● Directions for this task
Reproduce all of the data exactly, with no line skipped.

● Material for the task
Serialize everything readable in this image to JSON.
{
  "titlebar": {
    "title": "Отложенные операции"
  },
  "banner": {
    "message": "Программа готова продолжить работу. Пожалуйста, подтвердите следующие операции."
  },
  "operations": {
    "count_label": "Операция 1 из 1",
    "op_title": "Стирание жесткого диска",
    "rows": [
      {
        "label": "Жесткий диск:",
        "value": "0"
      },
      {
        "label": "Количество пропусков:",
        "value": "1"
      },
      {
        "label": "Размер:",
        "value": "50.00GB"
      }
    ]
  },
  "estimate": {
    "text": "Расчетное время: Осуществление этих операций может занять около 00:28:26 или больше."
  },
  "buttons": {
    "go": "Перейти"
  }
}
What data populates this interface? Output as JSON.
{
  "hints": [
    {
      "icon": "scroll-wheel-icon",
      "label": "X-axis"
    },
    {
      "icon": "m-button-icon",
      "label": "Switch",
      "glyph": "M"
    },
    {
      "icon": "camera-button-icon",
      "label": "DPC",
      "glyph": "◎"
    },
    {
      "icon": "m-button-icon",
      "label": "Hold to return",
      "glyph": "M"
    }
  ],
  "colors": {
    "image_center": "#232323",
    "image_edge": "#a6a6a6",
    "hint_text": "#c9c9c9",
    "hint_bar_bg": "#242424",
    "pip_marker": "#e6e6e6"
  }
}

● Answer for this exercise
Serialize everything readable in this image to JSON.
{
  "titlebar": {
    "title": "Отложенные операции"
  },
  "banner": {
    "message": "Программа готова продолжить работу. Пожалуйста, подтвердите следующие операции."
  },
  "operations": {
    "count_label": "Операция 1 из 1",
    "op_title": "Стирание жесткого диска",
    "rows": [
      {
        "label": "Жесткий диск:",
        "value": "0"
      },
      {
        "label": "Количество пропусков:",
        "value": "1"
      },
      {
        "label": "Размер:",
        "value": "50.00GB"
      }
    ]
  },
  "estimate": {
    "text": "Расчетное время: Осуществление этих операций может занять около 00:28:26 или больше."
  },
  "buttons": {
    "go": "Перейти"
  }
}
What data populates this interface? Output as JSON.
{
  "hints": [
    {
      "icon": "scroll-wheel-icon",
      "label": "X-axis"
    },
    {
      "icon": "m-button-icon",
      "label": "Switch",
      "glyph": "M"
    },
    {
      "icon": "camera-button-icon",
      "label": "DPC",
      "glyph": "◎"
    },
    {
      "icon": "m-button-icon",
      "label": "Hold to return",
      "glyph": "M"
    }
  ],
  "colors": {
    "image_center": "#232323",
    "image_edge": "#a6a6a6",
    "hint_text": "#c9c9c9",
    "hint_bar_bg": "#242424",
    "pip_marker": "#e6e6e6"
  }
}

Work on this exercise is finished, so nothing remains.